(Records excerpted from a collection)
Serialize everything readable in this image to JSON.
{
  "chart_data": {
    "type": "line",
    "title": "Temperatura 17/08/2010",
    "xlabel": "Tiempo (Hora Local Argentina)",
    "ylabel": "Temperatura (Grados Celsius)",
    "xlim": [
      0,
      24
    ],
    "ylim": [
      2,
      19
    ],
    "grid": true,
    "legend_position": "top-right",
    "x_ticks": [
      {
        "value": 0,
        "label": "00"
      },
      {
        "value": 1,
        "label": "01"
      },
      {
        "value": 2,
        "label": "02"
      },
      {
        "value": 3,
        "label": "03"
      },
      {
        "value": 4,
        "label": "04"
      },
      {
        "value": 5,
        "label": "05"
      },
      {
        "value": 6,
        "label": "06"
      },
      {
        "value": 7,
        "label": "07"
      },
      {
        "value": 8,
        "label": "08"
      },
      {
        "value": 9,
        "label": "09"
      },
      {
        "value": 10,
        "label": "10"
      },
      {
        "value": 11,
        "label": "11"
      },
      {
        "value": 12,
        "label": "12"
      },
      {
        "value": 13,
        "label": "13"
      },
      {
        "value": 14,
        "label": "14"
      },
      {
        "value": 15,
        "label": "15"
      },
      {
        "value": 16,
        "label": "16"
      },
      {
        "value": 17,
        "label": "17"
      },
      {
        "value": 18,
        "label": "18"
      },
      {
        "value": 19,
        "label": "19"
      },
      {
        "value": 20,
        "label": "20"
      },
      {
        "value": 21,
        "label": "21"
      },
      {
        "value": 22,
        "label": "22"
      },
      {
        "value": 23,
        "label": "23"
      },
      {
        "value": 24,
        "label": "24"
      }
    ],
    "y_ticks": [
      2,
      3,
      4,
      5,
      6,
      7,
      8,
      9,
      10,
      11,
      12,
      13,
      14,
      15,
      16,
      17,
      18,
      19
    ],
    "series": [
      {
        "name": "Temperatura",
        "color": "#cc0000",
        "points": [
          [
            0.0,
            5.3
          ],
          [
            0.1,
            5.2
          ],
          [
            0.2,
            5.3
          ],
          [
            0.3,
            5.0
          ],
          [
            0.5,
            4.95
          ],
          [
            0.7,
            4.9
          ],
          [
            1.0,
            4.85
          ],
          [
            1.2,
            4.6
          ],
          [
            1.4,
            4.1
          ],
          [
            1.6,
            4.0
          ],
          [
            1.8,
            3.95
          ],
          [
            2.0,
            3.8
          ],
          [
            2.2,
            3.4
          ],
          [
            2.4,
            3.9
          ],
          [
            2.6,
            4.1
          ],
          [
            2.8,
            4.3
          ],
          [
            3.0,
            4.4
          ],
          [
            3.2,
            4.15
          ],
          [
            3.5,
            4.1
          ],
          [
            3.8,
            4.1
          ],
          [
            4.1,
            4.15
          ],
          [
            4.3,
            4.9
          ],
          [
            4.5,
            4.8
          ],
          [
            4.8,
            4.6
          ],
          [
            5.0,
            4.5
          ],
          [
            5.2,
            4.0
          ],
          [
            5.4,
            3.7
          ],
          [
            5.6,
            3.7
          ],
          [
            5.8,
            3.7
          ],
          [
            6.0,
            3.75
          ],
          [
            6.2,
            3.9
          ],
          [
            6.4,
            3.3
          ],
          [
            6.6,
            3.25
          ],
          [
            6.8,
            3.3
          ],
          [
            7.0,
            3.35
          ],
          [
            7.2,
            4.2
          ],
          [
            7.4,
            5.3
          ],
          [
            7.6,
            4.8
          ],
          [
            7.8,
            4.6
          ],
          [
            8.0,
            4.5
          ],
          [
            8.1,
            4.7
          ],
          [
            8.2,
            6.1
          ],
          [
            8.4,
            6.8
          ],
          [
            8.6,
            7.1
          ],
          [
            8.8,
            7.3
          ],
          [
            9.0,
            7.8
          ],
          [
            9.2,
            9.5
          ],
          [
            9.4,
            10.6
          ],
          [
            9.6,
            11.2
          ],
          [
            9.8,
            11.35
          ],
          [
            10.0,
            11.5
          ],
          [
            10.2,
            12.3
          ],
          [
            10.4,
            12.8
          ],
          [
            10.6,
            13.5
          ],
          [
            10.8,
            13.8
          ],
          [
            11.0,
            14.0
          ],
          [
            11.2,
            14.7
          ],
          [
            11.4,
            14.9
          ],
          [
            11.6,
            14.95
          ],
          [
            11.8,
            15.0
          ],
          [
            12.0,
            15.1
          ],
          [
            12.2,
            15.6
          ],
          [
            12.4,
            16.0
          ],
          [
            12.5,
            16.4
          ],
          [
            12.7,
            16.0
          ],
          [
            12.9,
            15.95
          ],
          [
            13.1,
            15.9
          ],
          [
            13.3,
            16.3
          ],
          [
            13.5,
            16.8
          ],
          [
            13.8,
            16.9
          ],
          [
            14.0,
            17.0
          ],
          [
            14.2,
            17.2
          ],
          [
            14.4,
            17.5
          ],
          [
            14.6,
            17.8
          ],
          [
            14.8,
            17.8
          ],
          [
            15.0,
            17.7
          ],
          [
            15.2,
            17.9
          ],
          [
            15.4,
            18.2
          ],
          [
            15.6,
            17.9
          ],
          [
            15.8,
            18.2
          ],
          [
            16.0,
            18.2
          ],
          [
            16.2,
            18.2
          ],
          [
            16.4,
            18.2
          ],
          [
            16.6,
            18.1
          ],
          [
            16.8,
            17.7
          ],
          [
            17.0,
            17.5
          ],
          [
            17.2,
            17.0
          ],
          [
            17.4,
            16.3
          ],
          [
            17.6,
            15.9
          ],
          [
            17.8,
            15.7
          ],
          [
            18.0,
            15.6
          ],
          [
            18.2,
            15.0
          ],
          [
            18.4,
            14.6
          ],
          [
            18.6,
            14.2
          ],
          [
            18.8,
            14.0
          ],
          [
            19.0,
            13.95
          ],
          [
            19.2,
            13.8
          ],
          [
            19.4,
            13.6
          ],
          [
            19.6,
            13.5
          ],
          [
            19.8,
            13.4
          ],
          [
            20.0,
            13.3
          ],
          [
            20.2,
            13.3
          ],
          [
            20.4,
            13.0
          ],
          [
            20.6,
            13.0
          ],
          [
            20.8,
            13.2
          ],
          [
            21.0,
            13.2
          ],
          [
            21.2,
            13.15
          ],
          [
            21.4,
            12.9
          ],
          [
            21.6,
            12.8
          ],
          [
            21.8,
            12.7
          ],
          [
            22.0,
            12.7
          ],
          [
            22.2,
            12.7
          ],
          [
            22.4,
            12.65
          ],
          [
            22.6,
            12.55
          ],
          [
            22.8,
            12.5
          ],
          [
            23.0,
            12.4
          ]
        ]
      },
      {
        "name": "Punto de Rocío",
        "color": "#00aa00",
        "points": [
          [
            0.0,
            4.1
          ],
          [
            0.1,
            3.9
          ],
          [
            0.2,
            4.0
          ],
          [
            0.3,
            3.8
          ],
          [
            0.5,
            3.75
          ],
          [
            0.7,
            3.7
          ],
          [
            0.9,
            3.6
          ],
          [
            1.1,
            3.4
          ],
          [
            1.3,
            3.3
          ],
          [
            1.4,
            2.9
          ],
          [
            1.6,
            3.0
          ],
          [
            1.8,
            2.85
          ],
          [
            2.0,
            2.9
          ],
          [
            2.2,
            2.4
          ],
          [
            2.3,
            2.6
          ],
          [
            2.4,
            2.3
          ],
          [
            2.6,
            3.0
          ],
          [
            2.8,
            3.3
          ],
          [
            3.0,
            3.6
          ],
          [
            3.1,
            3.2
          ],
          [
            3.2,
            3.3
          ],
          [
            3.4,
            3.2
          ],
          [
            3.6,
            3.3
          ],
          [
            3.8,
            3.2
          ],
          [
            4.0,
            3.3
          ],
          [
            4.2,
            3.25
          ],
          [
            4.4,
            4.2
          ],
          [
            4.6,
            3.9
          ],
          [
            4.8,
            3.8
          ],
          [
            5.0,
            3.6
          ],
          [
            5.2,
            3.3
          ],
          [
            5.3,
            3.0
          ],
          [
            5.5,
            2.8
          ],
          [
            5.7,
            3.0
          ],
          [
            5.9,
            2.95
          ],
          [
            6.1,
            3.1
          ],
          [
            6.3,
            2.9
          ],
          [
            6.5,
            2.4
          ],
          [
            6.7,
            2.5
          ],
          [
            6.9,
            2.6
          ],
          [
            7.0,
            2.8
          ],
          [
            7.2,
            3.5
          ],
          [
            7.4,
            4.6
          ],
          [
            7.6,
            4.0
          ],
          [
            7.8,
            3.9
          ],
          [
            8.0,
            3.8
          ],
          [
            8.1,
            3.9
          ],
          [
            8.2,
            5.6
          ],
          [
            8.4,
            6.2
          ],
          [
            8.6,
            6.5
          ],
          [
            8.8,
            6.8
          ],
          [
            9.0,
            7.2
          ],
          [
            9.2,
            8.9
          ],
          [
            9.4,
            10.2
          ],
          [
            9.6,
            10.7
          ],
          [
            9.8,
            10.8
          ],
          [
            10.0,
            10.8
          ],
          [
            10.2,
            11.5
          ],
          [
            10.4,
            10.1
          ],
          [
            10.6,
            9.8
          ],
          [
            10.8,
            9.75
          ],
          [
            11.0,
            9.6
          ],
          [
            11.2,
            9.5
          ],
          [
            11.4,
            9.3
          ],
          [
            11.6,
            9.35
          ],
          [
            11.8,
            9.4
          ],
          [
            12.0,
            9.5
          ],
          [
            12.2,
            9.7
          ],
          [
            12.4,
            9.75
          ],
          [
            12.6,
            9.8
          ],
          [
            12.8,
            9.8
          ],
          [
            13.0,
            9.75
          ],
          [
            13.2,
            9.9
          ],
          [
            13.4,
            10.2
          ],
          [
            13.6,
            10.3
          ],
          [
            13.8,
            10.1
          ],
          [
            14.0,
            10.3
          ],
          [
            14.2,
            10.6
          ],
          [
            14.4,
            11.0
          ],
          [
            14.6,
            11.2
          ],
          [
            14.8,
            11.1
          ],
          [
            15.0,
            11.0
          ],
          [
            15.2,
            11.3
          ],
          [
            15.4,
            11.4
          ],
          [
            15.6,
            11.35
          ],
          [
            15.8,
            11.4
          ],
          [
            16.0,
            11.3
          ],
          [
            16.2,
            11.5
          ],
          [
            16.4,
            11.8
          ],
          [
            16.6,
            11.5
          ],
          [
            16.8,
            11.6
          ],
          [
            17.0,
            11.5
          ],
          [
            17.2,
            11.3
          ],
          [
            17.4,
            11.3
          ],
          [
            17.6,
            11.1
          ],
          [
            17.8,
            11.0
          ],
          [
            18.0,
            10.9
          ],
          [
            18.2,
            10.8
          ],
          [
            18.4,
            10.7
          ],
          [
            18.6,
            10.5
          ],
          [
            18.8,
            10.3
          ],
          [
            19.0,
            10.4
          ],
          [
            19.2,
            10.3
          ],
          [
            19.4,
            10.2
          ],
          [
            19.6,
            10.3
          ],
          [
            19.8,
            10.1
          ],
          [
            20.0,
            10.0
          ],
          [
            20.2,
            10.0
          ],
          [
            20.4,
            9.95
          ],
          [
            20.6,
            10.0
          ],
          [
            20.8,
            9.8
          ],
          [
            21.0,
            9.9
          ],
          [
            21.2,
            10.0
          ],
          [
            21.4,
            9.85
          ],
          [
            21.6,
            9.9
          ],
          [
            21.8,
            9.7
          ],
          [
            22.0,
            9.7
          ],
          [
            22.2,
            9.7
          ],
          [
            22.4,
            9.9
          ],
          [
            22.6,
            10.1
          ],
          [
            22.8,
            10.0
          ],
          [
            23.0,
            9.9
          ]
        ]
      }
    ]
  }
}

• THE PROBLEM: Identify every line above that includes the word "Temperatura", and show those lines.

• RESULT OF THE EXERCISE:
    "title": "Temperatura 17/08/2010",
    "ylabel": "Temperatura (Grados Celsius)",
        "name": "Temperatura",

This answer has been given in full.